STATED TASK. Make an exact copy of all the records.

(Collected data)
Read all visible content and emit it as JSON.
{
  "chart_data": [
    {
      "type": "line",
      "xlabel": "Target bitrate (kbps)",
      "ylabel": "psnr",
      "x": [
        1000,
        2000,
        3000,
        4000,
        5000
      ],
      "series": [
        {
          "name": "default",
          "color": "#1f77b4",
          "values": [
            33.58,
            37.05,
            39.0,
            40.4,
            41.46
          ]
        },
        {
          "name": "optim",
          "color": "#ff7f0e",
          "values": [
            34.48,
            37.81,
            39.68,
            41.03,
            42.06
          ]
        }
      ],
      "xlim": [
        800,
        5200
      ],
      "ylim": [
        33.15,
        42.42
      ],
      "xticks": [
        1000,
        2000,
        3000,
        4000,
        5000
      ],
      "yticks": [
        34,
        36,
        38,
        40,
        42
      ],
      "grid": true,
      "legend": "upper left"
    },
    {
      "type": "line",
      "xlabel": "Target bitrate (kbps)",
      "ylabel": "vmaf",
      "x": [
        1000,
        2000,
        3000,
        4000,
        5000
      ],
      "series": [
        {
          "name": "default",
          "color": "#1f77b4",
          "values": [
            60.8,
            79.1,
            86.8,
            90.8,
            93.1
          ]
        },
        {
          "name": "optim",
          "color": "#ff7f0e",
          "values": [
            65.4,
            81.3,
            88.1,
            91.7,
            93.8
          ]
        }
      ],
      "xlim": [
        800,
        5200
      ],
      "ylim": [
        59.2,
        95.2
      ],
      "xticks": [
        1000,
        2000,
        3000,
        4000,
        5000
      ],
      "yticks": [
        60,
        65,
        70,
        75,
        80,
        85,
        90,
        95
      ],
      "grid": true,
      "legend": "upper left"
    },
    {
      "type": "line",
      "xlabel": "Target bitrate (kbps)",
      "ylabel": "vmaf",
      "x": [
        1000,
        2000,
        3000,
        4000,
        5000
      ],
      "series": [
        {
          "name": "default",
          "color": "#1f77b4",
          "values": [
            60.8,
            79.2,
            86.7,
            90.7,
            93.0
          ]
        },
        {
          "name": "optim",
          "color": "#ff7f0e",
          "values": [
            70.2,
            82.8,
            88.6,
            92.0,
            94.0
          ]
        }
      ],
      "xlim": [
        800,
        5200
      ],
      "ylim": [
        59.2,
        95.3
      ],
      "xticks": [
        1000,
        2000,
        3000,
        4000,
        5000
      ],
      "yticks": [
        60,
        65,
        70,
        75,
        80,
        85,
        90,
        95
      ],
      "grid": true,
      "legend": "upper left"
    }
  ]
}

RESULT OF THE EXERCISE.
Read all visible content and emit it as JSON.
{
  "chart_data": [
    {
      "type": "line",
      "xlabel": "Target bitrate (kbps)",
      "ylabel": "psnr",
      "x": [
        1000,
        2000,
        3000,
        4000,
        5000
      ],
      "series": [
        {
          "name": "default",
          "color": "#1f77b4",
          "values": [
            33.58,
            37.05,
            39.0,
            40.4,
            41.46
          ]
        },
        {
          "name": "optim",
          "color": "#ff7f0e",
          "values": [
            34.48,
            37.81,
            39.68,
            41.03,
            42.06
          ]
        }
      ],
      "xlim": [
        800,
        5200
      ],
      "ylim": [
        33.15,
        42.42
      ],
      "xticks": [
        1000,
        2000,
        3000,
        4000,
        5000
      ],
      "yticks": [
        34,
        36,
        38,
        40,
        42
      ],
      "grid": true,
      "legend": "upper left"
    },
    {
      "type": "line",
      "xlabel": "Target bitrate (kbps)",
      "ylabel": "vmaf",
      "x": [
        1000,
        2000,
        3000,
        4000,
        5000
      ],
      "series": [
        {
          "name": "default",
          "color": "#1f77b4",
          "values": [
            60.8,
            79.1,
            86.8,
            90.8,
            93.1
          ]
        },
        {
          "name": "optim",
          "color": "#ff7f0e",
          "values": [
            65.4,
            81.3,
            88.1,
            91.7,
            93.8
          ]
        }
      ],
      "xlim": [
        800,
        5200
      ],
      "ylim": [
        59.2,
        95.2
      ],
      "xticks": [
        1000,
        2000,
        3000,
        4000,
        5000
      ],
      "yticks": [
        60,
        65,
        70,
        75,
        80,
        85,
        90,
        95
      ],
      "grid": true,
      "legend": "upper left"
    },
    {
      "type": "line",
      "xlabel": "Target bitrate (kbps)",
      "ylabel": "vmaf",
      "x": [
        1000,
        2000,
        3000,
        4000,
        5000
      ],
      "series": [
        {
          "name": "default",
          "color": "#1f77b4",
          "values": [
            60.8,
            79.2,
            86.7,
            90.7,
            93.0
          ]
        },
        {
          "name": "optim",
          "color": "#ff7f0e",
          "values": [
            70.2,
            82.8,
            88.6,
            92.0,
            94.0
          ]
        }
      ],
      "xlim": [
        800,
        5200
      ],
      "ylim": [
        59.2,
        95.3
      ],
      "xticks": [
        1000,
        2000,
        3000,
        4000,
        5000
      ],
      "yticks": [
        60,
        65,
        70,
        75,
        80,
        85,
        90,
        95
      ],
      "grid": true,
      "legend": "upper left"
    }
  ]
}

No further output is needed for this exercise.